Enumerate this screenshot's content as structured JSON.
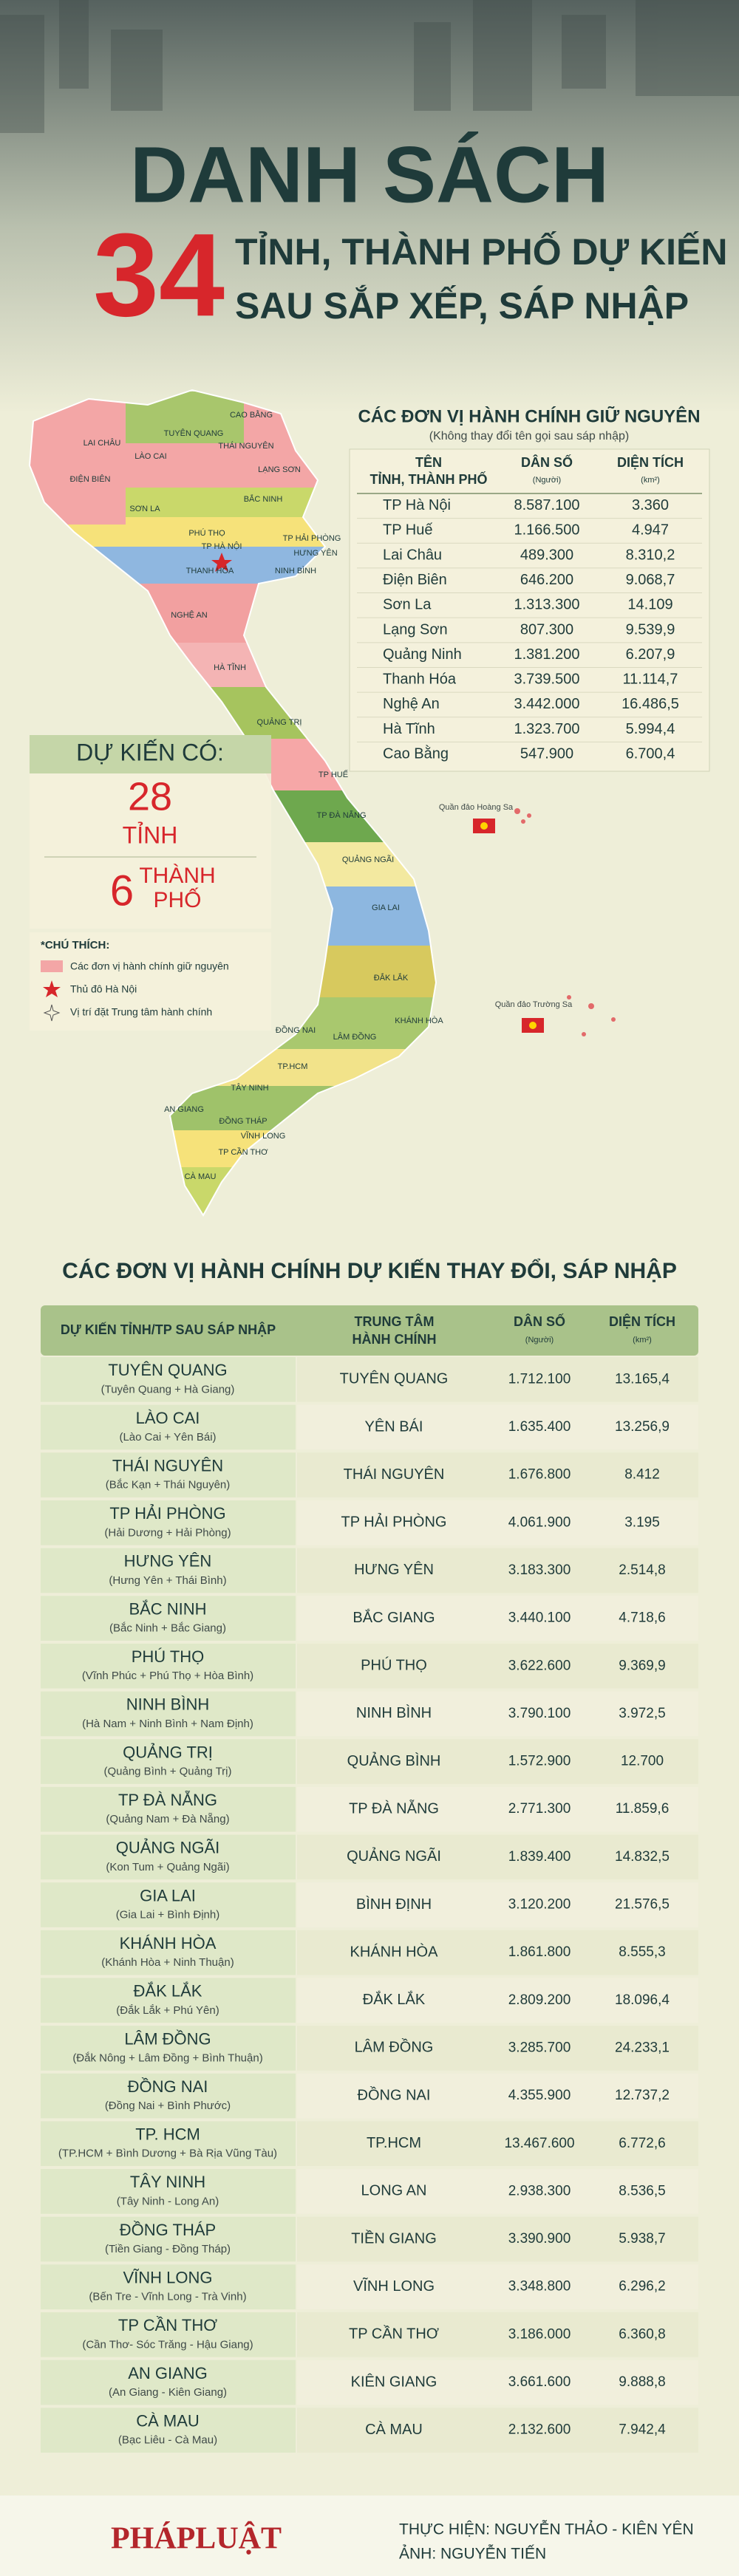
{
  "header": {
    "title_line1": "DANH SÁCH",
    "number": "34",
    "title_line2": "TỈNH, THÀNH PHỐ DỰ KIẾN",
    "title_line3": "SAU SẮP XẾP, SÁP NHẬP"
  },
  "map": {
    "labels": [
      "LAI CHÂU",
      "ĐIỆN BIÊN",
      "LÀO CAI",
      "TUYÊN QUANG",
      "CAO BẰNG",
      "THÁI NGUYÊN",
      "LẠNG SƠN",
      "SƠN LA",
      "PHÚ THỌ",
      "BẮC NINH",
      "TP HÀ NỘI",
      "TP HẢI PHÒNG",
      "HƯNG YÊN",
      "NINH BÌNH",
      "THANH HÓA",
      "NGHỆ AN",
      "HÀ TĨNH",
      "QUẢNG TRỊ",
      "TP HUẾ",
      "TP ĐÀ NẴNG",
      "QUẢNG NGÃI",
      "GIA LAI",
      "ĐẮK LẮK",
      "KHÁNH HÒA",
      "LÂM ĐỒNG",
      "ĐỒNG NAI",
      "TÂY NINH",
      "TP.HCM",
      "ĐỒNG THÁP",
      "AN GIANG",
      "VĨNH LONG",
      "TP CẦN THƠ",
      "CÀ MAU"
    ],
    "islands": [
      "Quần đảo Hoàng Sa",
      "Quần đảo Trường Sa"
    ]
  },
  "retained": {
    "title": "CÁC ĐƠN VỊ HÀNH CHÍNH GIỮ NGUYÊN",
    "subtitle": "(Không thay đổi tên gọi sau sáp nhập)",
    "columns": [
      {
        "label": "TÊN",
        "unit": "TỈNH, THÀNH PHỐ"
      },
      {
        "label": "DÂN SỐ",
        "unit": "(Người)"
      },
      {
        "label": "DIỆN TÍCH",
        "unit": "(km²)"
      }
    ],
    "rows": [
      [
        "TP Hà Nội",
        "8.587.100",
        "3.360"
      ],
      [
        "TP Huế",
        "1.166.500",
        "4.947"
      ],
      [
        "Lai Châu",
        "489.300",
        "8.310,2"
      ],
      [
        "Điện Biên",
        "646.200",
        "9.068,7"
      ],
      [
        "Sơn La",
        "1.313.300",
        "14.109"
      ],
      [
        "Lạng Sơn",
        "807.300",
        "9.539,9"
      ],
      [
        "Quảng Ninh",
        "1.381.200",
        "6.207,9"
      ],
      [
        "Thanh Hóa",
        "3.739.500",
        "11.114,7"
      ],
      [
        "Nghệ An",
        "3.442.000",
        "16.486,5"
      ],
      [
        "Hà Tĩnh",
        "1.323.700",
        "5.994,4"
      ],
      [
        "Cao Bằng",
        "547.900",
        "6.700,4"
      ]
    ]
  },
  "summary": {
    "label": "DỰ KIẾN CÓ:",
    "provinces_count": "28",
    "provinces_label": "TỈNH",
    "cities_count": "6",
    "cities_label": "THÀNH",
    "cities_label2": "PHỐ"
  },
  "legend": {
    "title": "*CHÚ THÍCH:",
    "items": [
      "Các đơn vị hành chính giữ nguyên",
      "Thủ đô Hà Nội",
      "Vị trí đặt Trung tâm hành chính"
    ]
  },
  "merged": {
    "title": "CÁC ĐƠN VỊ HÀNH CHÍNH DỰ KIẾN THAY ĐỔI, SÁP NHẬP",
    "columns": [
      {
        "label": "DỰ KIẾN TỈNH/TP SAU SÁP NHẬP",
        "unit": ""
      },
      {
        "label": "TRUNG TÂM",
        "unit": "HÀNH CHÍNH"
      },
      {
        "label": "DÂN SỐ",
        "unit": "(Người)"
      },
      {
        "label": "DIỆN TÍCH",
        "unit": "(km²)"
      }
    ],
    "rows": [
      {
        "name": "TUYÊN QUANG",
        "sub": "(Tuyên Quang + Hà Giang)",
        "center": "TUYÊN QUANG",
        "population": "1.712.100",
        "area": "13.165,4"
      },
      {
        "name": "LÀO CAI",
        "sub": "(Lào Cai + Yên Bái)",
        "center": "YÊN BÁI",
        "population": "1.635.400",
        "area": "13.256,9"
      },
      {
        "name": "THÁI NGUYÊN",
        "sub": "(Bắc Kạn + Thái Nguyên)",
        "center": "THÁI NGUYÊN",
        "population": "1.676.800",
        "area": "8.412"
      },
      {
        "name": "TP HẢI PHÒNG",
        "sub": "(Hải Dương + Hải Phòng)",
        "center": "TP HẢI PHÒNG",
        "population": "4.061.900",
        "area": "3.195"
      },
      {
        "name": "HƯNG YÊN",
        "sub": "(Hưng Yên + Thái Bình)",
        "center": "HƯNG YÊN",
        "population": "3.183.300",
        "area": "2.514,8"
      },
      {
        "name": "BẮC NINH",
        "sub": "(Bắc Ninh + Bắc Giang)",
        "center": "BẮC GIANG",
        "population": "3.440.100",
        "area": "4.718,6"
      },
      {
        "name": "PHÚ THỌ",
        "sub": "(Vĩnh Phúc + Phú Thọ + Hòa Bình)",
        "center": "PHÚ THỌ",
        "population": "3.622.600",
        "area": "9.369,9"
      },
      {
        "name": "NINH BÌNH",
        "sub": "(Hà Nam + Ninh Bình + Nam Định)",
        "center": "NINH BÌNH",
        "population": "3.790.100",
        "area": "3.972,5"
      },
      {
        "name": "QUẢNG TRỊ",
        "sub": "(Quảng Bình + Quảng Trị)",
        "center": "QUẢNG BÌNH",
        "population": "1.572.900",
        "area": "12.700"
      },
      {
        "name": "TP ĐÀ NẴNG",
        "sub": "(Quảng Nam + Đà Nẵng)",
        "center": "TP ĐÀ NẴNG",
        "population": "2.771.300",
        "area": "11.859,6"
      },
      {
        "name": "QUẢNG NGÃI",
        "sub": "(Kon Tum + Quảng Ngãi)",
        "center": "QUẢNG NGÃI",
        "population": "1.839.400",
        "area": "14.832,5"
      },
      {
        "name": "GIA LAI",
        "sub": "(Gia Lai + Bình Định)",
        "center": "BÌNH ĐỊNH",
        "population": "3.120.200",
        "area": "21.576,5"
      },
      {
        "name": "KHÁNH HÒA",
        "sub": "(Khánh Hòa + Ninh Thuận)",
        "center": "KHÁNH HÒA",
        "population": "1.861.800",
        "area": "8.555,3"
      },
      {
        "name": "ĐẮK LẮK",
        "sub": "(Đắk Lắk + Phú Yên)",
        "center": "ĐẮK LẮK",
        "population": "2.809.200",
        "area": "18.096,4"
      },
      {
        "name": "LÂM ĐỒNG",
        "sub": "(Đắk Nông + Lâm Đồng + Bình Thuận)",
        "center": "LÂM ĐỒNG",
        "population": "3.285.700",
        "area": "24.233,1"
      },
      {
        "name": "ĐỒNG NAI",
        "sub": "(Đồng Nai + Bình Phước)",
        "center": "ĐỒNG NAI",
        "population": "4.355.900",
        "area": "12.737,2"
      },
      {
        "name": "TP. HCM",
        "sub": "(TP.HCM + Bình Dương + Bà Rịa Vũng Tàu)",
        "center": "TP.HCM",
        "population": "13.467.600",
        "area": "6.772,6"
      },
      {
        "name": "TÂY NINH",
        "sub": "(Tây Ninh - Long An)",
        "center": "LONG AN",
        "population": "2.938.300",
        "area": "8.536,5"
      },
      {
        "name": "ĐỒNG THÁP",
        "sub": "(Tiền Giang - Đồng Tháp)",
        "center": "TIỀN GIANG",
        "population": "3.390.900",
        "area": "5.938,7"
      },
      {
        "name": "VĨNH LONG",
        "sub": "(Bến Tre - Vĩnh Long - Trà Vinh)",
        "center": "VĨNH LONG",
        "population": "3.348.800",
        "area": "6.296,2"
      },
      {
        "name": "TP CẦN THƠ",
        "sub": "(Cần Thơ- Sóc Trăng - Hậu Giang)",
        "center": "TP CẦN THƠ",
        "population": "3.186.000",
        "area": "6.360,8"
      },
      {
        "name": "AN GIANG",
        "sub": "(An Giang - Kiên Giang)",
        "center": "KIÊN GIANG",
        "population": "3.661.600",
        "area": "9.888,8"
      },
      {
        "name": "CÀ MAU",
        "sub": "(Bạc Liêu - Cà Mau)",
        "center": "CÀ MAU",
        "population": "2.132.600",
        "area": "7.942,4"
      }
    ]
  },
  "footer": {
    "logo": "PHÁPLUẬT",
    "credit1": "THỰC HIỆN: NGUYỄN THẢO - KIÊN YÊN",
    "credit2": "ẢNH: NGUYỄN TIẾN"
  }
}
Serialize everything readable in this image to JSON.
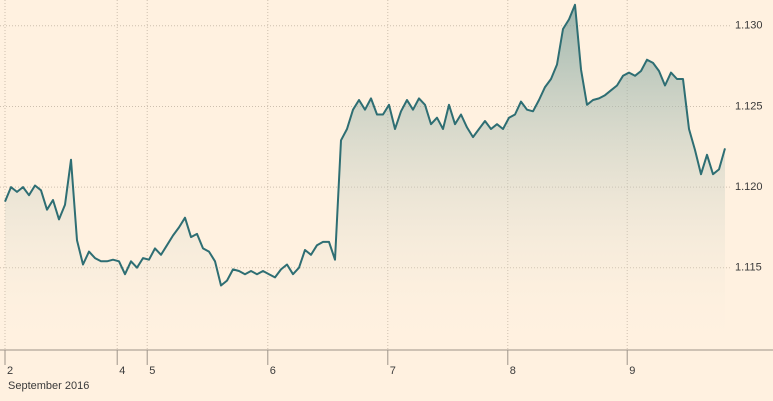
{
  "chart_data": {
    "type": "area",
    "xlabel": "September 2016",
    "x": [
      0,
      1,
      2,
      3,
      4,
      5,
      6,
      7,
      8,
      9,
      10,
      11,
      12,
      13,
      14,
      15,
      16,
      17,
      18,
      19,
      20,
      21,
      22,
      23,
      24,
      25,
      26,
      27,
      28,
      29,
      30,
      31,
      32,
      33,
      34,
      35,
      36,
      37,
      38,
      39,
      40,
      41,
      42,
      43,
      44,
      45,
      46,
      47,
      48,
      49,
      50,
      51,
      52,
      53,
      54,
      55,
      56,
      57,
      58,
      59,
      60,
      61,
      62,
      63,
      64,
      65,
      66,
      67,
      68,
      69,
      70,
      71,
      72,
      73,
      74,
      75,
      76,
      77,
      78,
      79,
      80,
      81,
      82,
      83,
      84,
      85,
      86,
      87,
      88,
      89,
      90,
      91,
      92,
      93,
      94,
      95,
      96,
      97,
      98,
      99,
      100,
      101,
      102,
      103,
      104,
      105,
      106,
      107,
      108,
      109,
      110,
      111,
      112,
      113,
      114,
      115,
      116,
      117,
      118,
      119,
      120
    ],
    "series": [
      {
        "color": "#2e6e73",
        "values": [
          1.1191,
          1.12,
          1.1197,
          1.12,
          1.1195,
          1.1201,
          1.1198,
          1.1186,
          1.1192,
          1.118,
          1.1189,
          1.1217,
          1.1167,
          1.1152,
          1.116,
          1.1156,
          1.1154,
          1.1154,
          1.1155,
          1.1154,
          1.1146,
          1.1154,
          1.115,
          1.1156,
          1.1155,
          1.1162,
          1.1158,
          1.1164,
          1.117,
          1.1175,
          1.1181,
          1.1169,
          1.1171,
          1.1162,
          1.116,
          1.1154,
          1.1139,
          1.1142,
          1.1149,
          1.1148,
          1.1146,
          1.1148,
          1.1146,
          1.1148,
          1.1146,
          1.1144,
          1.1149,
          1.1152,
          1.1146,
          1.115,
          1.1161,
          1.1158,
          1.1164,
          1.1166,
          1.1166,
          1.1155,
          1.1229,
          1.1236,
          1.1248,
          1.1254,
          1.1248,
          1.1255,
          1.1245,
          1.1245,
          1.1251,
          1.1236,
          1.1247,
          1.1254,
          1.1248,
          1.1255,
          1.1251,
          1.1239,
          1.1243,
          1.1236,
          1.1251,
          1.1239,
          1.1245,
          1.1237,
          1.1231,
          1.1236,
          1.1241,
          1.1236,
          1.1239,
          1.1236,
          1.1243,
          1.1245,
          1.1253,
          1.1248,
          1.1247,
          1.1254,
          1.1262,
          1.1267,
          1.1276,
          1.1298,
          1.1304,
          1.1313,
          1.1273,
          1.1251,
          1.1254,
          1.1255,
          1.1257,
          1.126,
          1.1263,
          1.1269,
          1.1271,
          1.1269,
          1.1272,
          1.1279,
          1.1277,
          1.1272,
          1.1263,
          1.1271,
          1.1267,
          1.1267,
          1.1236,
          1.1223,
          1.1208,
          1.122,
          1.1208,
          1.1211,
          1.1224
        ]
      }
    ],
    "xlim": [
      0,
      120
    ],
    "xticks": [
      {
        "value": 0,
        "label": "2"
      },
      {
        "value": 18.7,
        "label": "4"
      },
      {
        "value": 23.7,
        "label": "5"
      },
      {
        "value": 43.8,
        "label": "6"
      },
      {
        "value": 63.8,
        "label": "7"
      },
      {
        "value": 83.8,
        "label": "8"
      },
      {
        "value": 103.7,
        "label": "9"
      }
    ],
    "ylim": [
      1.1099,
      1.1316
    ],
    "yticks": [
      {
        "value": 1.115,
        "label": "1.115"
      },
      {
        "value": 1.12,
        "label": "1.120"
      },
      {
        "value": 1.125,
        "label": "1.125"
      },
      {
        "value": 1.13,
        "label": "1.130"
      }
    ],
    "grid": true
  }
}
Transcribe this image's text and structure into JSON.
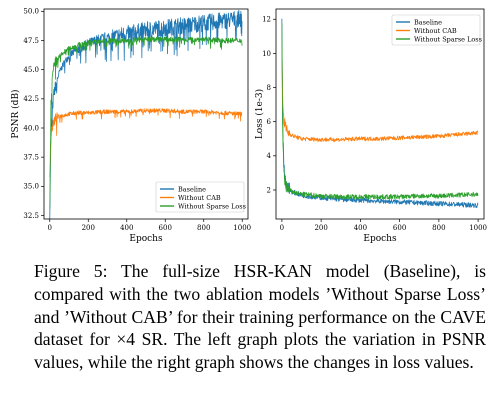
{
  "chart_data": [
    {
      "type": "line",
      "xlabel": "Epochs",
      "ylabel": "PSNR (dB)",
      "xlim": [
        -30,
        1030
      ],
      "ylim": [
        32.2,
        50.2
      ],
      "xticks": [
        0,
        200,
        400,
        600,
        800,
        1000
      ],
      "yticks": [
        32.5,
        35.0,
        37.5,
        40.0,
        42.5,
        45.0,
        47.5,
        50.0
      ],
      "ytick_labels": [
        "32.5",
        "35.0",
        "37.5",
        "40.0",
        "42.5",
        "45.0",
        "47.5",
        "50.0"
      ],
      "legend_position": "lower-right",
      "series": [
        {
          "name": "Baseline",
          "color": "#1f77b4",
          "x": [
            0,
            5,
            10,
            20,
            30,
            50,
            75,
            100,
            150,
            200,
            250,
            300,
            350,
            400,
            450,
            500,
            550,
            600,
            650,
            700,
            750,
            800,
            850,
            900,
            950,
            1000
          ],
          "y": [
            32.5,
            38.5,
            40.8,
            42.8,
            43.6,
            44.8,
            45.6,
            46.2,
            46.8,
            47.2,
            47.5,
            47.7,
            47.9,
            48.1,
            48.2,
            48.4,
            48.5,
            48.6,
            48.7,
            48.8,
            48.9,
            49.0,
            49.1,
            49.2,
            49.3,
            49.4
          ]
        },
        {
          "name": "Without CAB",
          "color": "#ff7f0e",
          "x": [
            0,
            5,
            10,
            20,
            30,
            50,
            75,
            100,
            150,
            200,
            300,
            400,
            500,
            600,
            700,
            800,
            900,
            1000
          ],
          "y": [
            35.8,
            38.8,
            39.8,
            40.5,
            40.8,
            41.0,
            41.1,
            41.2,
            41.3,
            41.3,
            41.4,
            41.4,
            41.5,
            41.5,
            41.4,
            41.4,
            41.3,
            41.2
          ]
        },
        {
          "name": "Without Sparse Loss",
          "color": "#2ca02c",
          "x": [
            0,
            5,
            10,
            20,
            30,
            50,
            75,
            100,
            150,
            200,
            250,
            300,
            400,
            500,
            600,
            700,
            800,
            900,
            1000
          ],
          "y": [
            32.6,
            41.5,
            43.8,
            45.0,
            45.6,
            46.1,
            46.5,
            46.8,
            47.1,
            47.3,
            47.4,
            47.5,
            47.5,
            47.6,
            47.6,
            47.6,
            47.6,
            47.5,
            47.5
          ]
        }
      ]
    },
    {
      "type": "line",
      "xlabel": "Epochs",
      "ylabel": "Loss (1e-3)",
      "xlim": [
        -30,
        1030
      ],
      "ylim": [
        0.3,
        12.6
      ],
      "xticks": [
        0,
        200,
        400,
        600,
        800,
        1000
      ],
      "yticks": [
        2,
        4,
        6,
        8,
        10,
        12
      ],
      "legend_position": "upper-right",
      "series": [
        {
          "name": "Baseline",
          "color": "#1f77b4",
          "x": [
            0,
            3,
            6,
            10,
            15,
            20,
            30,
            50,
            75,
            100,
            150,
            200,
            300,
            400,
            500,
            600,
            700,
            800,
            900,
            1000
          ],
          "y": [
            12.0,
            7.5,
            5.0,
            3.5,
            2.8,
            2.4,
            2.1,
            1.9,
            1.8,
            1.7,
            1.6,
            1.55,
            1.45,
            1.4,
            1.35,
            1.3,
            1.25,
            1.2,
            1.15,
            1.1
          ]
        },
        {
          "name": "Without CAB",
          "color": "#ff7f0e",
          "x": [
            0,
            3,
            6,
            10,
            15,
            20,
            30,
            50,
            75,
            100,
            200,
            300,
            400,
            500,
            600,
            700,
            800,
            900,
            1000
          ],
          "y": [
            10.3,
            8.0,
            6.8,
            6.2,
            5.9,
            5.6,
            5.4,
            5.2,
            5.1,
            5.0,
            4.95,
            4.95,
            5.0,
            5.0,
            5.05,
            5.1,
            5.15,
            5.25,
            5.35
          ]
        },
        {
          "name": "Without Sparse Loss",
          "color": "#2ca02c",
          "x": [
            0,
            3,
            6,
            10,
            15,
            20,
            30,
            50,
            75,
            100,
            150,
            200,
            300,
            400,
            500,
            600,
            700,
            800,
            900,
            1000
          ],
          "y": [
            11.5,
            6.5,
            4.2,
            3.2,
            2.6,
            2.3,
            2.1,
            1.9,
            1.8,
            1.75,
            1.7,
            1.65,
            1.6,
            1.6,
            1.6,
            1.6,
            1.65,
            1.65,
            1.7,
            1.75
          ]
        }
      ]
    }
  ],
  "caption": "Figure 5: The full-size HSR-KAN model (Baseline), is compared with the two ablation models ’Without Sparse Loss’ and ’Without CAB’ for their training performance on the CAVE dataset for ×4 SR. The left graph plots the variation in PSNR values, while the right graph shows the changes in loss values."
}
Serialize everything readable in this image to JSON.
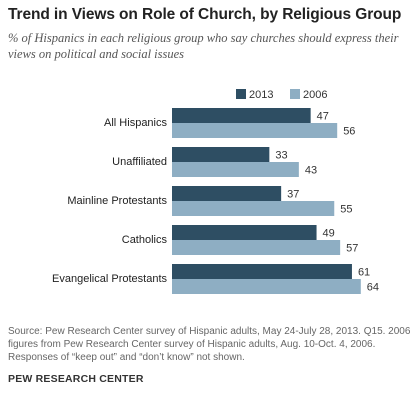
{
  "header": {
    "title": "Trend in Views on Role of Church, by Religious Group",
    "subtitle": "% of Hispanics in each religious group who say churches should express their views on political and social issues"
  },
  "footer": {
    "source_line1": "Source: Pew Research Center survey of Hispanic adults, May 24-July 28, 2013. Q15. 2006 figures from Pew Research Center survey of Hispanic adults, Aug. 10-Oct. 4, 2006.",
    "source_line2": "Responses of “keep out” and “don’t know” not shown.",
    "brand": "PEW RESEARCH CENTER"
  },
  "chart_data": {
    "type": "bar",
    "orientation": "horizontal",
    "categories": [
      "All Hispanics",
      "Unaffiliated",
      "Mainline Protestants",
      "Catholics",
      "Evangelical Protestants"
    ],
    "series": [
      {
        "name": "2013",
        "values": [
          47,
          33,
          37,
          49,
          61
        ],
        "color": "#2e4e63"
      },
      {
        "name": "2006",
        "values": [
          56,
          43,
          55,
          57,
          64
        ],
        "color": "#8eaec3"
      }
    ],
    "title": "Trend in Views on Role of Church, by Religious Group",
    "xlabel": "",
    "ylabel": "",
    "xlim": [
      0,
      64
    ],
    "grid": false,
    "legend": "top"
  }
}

□ □ □

» PROBLEM DESCRIPTION: Read through the lines above and collect those that contain the string "THÀNH".

» RESPONSE:
    "title_line2": "TỈNH, THÀNH PHỐ DỰ KIẾN",
        "unit": "TỈNH, THÀNH PHỐ"
    "cities_label": "THÀNH",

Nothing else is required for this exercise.